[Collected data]
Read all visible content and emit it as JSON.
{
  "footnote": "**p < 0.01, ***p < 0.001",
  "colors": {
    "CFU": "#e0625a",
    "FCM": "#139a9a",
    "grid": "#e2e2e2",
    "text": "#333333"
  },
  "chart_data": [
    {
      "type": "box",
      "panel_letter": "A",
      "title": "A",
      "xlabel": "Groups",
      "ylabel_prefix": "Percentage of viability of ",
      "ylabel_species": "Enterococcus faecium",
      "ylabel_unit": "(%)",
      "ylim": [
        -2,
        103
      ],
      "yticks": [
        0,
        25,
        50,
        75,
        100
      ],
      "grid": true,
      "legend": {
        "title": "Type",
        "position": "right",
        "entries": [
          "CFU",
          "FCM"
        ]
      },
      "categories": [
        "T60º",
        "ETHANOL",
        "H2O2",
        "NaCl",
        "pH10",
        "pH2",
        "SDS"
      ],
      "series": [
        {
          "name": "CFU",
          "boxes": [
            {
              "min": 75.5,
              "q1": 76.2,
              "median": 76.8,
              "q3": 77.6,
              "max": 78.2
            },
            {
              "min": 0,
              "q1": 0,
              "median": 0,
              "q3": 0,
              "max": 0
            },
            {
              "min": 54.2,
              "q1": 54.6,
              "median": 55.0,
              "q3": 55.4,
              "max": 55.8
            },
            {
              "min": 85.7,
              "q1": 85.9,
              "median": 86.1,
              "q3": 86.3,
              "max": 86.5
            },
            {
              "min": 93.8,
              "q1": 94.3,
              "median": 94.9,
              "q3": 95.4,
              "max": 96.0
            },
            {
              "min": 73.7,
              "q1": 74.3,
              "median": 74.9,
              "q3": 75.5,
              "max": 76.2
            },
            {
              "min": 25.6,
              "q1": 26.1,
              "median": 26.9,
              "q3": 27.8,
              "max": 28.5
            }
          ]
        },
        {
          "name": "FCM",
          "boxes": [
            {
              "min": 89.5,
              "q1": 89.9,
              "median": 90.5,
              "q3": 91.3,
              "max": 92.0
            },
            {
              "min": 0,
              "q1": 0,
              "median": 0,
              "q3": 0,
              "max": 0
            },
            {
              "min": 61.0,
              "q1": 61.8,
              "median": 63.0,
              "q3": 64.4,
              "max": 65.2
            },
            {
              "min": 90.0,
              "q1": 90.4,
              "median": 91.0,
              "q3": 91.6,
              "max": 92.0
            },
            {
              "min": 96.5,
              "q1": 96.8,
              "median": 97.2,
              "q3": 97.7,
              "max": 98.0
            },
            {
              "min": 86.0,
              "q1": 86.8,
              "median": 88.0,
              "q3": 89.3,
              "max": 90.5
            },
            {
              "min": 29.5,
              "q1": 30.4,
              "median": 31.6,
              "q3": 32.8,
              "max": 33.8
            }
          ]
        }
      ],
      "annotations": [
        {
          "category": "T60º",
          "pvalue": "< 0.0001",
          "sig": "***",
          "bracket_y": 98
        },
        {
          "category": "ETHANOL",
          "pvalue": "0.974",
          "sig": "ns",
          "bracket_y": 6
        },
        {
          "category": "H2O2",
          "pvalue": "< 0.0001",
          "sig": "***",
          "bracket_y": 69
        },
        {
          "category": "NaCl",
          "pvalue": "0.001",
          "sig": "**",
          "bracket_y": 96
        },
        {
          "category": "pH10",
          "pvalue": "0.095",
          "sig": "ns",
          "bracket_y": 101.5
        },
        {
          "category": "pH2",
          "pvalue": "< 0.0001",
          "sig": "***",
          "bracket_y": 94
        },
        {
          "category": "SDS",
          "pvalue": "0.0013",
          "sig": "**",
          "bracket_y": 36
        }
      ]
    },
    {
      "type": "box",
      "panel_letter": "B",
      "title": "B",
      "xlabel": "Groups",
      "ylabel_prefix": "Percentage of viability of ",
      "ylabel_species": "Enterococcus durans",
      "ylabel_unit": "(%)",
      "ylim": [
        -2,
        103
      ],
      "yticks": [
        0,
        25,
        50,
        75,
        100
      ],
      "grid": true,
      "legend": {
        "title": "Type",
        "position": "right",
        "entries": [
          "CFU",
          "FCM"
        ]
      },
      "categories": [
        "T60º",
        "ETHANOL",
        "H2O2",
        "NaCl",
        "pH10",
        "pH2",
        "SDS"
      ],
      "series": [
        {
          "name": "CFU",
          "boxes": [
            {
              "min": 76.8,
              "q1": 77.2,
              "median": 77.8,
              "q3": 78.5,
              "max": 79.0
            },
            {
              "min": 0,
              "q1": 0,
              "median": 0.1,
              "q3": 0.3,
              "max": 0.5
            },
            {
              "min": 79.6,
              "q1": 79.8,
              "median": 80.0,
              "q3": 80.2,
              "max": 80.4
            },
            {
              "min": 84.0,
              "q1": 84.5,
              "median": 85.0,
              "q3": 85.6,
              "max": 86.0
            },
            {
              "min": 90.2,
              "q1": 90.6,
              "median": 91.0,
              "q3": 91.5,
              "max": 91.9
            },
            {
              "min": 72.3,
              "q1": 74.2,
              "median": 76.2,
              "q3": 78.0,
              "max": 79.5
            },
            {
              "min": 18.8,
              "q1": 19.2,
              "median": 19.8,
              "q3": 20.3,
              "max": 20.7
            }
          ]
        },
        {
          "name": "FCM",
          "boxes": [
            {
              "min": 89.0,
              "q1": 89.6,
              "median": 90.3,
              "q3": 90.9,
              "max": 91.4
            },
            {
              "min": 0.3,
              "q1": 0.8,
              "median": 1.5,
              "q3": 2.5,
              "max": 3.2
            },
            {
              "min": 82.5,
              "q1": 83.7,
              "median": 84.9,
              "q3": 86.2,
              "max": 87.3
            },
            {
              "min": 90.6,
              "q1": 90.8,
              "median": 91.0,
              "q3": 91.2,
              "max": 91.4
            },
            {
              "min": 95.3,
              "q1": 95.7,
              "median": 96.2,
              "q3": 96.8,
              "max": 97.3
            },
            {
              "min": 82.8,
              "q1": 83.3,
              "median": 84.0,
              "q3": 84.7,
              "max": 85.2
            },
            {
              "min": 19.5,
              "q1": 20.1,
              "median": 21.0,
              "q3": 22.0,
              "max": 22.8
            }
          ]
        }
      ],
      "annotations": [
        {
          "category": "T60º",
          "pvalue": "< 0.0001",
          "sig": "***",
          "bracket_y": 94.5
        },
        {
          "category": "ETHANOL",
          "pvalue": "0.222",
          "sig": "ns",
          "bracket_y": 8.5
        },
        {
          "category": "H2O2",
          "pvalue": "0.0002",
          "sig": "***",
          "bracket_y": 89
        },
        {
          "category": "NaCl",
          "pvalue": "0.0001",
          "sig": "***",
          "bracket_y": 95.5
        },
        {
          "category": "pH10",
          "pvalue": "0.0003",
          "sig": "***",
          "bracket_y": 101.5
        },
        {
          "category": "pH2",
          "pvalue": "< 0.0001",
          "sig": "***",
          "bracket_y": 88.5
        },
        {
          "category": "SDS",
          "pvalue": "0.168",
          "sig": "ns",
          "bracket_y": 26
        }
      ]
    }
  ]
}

==

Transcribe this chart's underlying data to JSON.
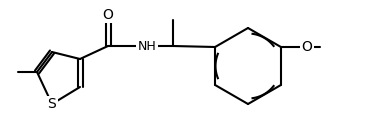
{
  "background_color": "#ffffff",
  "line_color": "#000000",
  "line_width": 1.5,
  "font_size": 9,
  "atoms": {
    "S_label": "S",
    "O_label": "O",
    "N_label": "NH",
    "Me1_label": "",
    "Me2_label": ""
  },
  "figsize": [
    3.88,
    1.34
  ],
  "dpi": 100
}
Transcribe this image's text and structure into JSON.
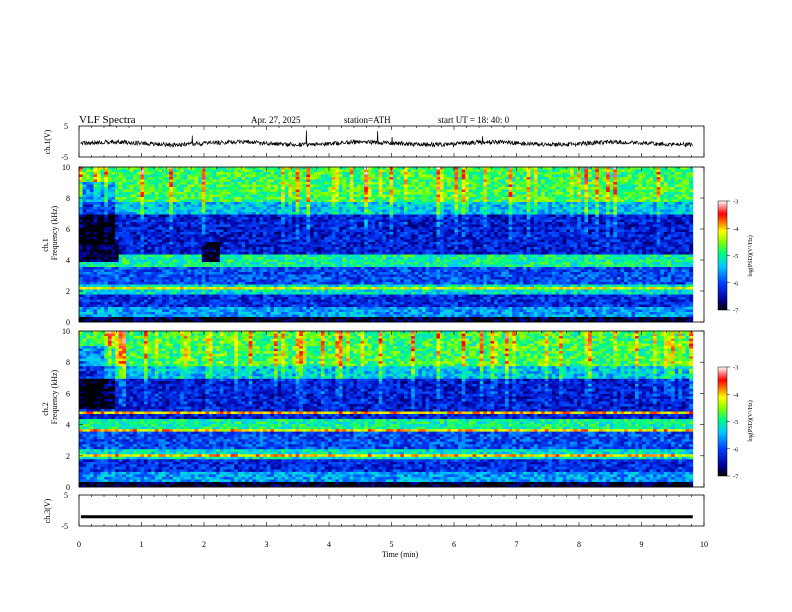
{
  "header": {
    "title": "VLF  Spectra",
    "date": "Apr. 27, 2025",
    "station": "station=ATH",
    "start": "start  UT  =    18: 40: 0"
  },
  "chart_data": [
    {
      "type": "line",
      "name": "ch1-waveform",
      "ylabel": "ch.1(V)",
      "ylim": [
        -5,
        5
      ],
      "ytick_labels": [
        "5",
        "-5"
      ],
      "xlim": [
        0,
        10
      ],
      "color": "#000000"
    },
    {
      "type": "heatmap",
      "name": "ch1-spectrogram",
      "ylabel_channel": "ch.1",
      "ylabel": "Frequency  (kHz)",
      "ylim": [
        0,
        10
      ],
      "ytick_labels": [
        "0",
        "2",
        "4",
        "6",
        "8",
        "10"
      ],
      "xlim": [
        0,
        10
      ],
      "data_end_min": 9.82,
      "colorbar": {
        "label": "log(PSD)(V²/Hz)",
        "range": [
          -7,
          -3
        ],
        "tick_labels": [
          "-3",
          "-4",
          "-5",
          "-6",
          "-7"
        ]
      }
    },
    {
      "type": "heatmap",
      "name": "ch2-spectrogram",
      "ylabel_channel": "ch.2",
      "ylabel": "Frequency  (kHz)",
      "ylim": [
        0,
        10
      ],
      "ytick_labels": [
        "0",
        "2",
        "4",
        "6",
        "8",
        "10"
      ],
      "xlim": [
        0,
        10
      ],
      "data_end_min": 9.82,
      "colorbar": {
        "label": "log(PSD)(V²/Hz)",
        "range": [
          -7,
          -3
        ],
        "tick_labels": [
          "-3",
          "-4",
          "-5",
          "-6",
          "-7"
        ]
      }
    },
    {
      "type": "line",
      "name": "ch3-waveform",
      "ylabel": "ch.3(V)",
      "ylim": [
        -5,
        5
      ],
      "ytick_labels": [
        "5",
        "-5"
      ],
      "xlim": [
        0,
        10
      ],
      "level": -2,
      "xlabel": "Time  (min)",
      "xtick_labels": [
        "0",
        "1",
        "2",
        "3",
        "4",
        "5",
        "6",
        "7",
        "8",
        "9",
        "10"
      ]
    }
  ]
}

* * *

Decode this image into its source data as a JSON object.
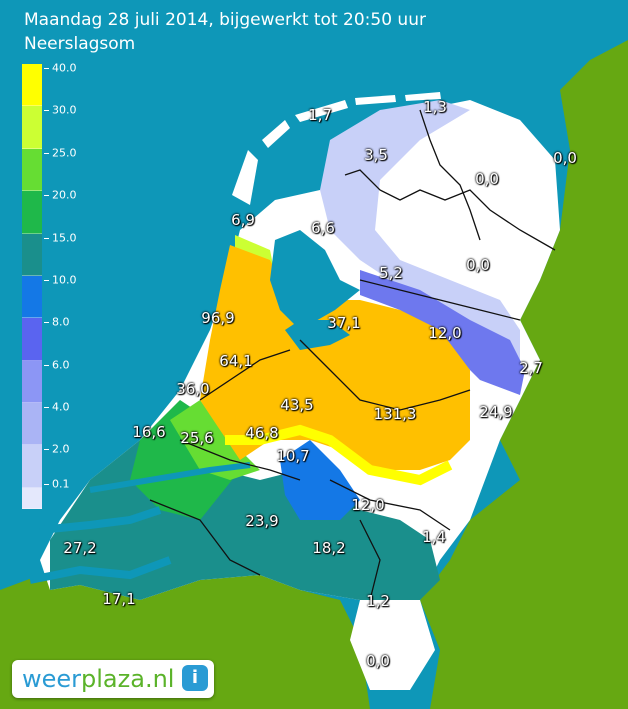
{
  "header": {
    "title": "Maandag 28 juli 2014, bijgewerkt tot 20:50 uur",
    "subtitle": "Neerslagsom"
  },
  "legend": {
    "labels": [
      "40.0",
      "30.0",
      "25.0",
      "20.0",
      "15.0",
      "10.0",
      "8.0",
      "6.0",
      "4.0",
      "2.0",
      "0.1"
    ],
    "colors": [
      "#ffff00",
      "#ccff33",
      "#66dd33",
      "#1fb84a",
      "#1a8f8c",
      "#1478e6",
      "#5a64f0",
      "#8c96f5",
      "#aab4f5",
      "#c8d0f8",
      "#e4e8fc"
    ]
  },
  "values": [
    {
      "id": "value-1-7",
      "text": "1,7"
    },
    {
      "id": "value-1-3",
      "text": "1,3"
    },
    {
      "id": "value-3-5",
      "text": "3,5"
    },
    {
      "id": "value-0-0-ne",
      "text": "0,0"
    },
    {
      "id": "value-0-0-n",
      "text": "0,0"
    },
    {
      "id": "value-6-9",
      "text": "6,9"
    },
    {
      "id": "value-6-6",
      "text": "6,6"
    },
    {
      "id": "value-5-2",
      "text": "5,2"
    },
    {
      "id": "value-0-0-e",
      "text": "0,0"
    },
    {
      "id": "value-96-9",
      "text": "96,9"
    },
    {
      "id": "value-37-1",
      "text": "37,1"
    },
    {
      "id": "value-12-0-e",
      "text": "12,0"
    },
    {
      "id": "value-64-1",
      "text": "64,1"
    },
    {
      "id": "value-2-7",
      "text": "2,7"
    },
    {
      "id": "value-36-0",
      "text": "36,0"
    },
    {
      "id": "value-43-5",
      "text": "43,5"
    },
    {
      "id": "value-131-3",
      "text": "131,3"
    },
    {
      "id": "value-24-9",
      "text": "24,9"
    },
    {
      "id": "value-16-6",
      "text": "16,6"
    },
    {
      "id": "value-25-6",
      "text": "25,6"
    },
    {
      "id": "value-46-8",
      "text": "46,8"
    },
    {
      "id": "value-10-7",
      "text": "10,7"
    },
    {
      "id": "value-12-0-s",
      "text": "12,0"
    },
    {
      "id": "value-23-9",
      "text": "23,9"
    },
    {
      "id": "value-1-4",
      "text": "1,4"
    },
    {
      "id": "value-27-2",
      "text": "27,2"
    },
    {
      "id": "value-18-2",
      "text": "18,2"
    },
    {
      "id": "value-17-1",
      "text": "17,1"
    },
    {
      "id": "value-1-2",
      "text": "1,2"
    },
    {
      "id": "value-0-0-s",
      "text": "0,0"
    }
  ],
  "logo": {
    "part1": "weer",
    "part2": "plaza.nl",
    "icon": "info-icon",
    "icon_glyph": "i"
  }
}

**Challenge**
Scan the data for the word "waveform" and copy every line where it shows up.

**Correct output**
      "name": "ch1-waveform",
      "name": "ch3-waveform",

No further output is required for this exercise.